__Exercise description__.
Search the material below for the string "color" and extract each line that has it.

══ Input data ══

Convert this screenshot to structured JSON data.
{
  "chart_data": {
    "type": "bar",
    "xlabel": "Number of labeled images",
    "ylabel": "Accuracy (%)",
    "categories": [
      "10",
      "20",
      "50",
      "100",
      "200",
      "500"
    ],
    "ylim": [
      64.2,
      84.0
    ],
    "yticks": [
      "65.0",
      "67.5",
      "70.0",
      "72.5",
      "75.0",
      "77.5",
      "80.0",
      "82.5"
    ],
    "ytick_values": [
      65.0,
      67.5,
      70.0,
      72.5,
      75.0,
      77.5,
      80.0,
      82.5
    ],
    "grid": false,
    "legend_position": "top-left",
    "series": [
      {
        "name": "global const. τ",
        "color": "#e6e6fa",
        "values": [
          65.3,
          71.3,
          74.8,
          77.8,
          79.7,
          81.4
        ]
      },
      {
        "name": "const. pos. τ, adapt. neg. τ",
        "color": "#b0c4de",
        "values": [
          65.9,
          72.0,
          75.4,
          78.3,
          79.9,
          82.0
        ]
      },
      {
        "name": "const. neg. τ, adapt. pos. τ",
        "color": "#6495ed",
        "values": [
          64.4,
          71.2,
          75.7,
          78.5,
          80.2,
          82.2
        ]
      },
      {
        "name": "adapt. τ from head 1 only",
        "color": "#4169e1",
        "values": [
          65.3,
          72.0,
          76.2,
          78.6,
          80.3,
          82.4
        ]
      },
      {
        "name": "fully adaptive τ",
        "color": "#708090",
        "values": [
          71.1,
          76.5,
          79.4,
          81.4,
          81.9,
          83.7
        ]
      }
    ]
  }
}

═══

__Output for this task__.
        "color": "#e6e6fa",
        "color": "#b0c4de",
        "color": "#6495ed",
        "color": "#4169e1",
        "color": "#708090",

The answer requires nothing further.